Objective — Lines that include the word "content" are the ones to copy.

---- Listing

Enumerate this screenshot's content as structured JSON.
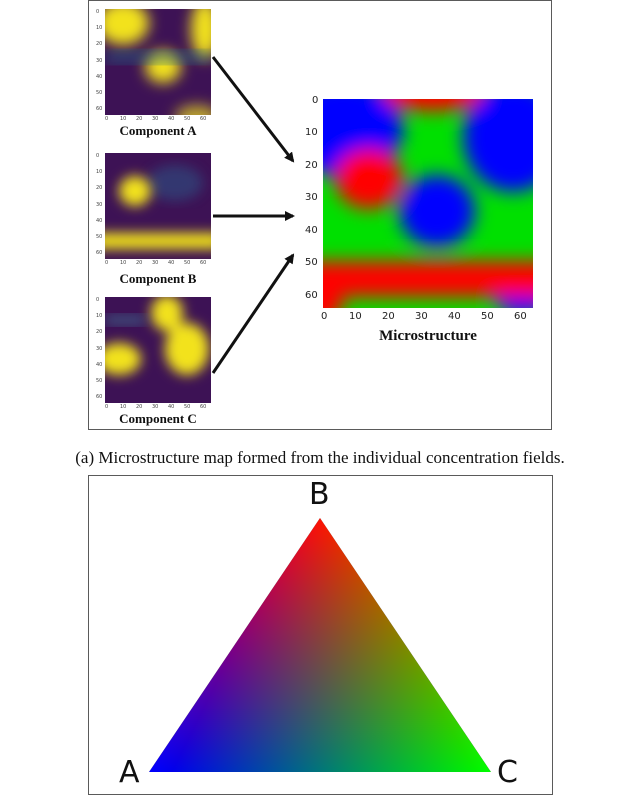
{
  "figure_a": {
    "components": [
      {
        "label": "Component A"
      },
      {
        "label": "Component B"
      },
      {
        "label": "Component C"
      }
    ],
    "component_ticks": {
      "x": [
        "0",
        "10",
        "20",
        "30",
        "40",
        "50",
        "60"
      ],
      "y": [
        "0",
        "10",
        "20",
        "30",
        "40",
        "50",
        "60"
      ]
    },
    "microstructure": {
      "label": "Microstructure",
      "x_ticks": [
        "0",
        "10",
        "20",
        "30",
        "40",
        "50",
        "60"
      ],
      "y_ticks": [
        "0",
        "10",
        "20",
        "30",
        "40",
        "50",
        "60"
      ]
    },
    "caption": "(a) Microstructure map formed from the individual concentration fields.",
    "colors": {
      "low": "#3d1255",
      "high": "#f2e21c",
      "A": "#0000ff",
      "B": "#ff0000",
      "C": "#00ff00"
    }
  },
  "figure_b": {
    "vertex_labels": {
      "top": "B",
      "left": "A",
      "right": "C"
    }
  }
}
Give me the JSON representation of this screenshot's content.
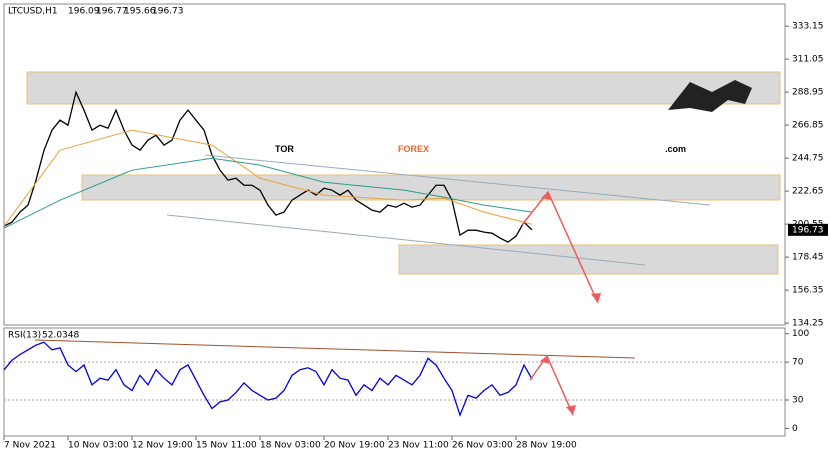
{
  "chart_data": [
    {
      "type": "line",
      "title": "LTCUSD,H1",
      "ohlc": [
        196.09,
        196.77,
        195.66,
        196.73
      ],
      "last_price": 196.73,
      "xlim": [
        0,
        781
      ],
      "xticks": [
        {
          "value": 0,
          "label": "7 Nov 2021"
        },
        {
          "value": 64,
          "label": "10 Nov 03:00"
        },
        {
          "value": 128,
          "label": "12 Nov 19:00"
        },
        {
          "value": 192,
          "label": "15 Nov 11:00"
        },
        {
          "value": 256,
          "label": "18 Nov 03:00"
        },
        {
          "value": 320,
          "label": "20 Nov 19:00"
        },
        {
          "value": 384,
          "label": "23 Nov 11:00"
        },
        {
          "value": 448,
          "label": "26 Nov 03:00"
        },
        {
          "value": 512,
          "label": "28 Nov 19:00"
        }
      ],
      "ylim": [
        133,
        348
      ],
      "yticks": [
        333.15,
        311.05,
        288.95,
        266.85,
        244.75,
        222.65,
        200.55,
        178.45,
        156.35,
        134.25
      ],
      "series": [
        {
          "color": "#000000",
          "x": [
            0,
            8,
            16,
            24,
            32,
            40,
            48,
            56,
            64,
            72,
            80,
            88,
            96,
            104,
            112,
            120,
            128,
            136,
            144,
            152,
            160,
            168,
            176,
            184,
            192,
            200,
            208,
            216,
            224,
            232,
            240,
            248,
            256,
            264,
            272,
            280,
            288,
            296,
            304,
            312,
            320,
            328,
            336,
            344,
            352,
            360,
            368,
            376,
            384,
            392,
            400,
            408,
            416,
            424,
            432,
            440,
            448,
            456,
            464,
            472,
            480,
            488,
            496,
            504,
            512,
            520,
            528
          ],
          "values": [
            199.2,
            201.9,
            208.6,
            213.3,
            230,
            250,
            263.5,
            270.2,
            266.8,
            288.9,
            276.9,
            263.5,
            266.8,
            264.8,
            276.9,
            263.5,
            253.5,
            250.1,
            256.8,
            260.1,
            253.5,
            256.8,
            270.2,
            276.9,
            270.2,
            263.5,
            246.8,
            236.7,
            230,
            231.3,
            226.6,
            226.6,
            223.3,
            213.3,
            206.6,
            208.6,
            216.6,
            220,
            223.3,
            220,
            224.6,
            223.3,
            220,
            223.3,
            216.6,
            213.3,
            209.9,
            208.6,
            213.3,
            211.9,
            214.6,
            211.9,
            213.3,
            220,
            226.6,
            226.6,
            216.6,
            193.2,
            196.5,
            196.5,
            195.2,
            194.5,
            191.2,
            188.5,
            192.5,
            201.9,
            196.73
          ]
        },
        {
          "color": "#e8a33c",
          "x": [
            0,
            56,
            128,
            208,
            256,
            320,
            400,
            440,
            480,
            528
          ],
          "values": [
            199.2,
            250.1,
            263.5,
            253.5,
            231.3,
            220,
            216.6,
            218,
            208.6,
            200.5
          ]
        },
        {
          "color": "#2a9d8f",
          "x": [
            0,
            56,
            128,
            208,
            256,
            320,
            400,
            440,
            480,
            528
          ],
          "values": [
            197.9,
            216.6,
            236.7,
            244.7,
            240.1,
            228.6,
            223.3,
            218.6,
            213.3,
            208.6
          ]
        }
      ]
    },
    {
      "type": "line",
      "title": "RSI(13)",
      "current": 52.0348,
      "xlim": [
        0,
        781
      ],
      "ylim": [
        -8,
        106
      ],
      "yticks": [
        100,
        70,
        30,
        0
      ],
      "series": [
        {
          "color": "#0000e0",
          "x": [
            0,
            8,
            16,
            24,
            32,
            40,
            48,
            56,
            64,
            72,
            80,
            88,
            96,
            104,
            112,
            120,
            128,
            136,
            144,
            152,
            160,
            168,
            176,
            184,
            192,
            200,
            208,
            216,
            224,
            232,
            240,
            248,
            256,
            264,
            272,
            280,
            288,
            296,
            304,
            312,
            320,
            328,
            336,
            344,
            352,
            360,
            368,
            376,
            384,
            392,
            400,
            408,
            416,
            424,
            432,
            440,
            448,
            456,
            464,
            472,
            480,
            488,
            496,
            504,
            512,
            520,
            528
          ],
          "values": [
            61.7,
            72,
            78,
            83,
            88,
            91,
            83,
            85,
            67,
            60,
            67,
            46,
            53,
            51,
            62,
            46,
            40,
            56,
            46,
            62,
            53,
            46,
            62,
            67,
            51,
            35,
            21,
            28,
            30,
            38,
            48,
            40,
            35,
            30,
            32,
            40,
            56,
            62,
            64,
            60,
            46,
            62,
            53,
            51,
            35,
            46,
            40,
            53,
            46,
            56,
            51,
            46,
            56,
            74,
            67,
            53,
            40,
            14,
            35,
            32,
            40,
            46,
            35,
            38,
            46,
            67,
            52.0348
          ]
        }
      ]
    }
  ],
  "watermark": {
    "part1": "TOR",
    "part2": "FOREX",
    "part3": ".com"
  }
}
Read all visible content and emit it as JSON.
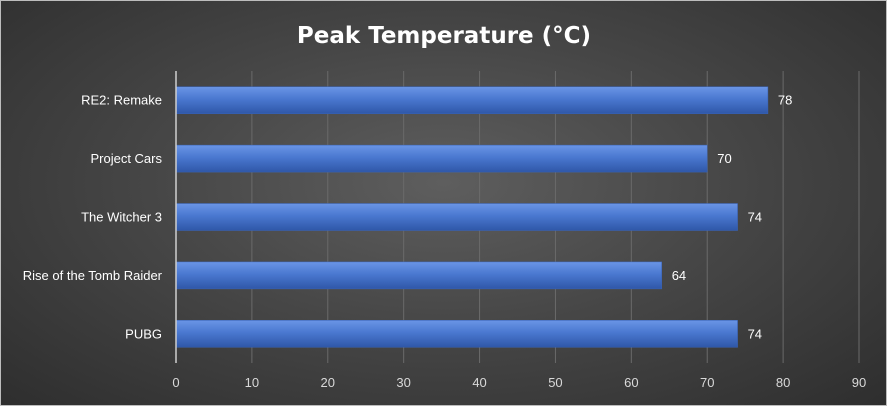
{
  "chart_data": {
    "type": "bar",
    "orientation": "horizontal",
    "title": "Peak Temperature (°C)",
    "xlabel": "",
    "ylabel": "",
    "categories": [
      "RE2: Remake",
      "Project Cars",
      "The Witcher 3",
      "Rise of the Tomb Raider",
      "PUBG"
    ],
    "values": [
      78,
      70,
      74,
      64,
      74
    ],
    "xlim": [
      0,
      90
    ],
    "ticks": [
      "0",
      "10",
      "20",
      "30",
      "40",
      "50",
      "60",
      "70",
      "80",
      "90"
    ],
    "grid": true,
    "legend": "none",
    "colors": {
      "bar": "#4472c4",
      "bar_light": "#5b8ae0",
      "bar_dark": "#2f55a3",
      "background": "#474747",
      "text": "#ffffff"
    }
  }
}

--------
---- Listing

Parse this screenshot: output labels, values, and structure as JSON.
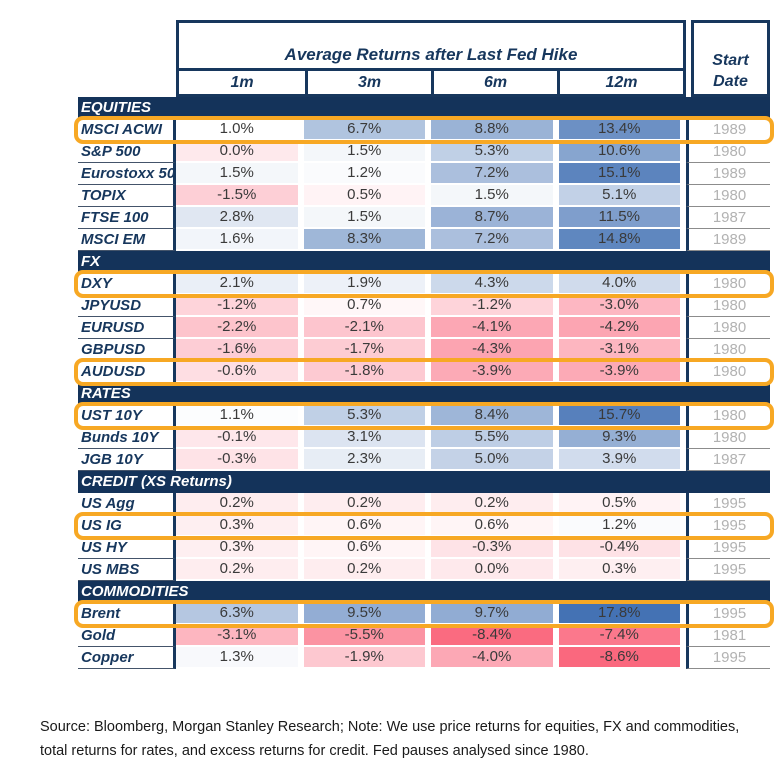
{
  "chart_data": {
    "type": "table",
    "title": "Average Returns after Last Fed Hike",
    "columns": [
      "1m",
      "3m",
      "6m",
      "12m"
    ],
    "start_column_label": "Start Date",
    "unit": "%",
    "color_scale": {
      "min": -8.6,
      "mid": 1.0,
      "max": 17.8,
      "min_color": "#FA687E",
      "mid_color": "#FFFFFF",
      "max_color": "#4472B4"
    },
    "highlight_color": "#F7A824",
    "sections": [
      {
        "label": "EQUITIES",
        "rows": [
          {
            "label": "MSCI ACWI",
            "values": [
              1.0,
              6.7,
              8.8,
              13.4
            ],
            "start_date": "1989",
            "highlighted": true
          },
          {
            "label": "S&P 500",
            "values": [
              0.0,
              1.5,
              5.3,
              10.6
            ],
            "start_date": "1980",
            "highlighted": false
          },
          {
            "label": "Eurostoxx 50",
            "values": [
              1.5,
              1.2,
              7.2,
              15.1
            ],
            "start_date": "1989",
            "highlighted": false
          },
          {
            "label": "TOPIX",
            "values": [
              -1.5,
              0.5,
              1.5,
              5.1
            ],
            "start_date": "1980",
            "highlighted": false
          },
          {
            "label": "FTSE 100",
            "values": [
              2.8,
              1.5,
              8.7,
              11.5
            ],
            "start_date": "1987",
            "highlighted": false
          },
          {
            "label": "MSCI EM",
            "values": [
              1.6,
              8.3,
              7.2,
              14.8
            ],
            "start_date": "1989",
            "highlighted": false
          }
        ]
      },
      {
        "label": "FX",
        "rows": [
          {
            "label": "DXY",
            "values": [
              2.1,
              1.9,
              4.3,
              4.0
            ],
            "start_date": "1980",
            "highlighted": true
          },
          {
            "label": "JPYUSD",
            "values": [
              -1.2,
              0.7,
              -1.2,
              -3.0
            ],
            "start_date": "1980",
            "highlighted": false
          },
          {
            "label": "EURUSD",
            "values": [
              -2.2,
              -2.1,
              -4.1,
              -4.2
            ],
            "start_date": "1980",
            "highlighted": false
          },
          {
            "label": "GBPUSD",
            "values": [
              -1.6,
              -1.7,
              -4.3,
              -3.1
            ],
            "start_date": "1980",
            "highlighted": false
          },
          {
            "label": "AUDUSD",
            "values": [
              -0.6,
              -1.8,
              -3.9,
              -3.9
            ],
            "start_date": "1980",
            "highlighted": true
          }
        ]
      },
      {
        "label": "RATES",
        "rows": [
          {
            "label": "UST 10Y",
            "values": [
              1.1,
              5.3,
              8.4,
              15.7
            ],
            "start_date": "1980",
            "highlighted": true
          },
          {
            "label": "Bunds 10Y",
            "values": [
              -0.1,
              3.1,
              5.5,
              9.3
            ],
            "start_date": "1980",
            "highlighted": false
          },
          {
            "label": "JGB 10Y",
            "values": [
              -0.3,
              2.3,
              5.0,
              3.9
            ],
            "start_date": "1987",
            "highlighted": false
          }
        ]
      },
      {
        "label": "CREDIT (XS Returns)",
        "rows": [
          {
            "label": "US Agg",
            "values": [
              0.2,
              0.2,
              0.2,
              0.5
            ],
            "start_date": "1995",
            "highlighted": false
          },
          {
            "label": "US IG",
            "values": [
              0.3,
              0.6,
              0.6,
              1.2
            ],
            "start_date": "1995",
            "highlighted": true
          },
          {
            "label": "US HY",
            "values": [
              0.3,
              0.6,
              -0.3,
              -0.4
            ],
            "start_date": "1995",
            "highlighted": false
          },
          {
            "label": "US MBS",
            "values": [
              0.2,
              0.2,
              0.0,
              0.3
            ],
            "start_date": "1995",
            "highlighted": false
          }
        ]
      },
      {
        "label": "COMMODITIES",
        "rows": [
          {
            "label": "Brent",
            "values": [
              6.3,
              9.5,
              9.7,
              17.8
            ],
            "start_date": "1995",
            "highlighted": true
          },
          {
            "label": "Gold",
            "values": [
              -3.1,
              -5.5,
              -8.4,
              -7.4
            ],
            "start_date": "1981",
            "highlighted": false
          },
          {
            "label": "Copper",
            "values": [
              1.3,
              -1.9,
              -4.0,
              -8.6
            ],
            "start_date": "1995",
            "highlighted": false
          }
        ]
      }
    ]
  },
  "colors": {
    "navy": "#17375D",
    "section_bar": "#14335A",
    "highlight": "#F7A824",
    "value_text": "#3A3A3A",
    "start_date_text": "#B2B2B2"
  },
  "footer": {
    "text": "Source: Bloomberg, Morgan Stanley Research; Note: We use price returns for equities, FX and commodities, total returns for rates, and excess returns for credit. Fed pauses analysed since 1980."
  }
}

--------

Response to the task —
Enumerate this screenshot's content as structured JSON.
Give me the JSON representation of this screenshot's content.
Read all visible content and emit it as JSON.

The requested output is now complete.